(Extracted information)
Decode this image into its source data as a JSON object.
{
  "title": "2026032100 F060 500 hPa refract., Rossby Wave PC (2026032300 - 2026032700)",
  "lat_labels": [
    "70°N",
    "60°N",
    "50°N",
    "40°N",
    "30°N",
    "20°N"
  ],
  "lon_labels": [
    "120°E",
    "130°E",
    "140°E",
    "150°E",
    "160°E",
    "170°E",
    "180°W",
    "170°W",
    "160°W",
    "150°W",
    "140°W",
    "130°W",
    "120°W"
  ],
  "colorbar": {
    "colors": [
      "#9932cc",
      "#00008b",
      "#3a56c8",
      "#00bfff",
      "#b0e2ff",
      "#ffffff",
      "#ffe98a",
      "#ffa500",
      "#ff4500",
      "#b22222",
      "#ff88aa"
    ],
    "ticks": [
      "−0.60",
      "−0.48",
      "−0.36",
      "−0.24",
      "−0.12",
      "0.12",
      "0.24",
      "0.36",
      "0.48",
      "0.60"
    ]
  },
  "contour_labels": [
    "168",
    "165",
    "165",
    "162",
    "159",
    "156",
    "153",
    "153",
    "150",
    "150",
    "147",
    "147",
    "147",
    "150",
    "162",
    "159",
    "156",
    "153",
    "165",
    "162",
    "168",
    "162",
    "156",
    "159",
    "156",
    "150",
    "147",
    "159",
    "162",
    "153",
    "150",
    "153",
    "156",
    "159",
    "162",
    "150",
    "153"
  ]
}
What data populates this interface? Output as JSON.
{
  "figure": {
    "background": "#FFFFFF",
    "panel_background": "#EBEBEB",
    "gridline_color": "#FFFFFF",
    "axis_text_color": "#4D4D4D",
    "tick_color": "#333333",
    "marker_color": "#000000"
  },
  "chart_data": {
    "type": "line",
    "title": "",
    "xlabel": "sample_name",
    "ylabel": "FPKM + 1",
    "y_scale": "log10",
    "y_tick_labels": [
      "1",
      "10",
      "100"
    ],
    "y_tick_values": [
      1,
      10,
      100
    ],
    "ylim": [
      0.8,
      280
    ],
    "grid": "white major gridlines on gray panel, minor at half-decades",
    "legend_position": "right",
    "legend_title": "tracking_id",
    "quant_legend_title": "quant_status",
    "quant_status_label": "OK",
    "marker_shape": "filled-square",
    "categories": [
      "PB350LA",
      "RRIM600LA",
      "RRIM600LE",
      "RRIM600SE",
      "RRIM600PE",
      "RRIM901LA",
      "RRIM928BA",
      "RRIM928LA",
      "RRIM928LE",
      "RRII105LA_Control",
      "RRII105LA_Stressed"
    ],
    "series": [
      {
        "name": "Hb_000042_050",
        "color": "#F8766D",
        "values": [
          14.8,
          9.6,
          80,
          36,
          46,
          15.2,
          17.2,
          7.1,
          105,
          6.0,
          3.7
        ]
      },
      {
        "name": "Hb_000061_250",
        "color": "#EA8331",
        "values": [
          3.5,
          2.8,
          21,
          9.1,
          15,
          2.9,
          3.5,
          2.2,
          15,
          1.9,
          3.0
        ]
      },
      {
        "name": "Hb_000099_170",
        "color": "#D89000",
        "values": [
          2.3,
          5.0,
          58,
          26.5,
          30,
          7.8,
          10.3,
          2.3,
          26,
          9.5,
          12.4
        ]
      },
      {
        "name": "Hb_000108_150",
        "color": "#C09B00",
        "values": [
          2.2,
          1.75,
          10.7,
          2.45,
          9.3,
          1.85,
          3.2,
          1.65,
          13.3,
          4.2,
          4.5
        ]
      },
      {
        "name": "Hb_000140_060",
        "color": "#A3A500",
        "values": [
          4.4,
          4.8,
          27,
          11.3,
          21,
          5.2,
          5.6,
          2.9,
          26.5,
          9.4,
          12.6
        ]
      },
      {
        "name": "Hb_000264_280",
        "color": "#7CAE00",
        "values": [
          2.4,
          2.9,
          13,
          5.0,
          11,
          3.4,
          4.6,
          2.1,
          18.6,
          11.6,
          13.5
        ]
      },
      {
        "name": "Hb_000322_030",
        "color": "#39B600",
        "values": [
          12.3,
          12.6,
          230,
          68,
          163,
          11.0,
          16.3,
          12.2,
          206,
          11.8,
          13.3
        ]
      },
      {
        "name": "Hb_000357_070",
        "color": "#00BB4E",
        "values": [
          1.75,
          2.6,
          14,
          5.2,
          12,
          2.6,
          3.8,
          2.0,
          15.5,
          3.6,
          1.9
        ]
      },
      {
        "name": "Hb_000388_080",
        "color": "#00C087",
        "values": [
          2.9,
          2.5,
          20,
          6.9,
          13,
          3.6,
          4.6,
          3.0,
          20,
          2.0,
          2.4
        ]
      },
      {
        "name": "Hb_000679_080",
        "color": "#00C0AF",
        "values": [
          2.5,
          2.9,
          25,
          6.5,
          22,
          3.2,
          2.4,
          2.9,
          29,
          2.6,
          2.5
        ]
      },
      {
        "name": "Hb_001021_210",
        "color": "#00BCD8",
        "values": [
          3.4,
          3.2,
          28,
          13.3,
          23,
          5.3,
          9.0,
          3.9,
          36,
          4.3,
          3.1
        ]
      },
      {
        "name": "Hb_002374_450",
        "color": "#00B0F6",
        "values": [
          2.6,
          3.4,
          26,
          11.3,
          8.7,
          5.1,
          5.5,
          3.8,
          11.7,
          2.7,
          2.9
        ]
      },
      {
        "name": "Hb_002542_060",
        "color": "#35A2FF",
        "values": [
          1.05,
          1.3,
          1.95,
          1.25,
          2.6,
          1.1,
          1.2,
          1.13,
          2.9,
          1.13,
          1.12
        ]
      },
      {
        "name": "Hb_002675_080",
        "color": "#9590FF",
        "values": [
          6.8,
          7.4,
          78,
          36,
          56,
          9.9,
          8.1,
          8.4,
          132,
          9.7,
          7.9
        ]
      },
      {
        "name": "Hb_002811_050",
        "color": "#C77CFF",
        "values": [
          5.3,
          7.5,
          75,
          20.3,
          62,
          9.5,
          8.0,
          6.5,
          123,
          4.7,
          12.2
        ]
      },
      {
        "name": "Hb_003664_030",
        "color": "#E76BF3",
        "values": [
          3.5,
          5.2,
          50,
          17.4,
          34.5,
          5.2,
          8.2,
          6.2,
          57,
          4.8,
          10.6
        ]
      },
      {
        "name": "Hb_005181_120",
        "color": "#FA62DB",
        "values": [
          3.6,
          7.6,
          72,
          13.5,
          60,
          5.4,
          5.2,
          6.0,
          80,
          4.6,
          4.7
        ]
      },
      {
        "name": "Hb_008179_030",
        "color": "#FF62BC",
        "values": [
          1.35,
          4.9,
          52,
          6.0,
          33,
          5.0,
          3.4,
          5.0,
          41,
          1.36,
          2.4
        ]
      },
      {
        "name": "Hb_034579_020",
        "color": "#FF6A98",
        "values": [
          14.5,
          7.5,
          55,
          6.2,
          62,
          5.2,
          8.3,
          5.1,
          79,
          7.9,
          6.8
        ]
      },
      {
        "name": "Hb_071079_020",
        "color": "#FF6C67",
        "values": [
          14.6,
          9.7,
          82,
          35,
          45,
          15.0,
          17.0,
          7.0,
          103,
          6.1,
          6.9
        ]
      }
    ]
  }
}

(Aim of the exercise) Using the material above, copy every line in which the string "JSON" occurs.

(Worked solution)
Decode this image into its source data as a JSON object.
What data populates this interface? Output as JSON.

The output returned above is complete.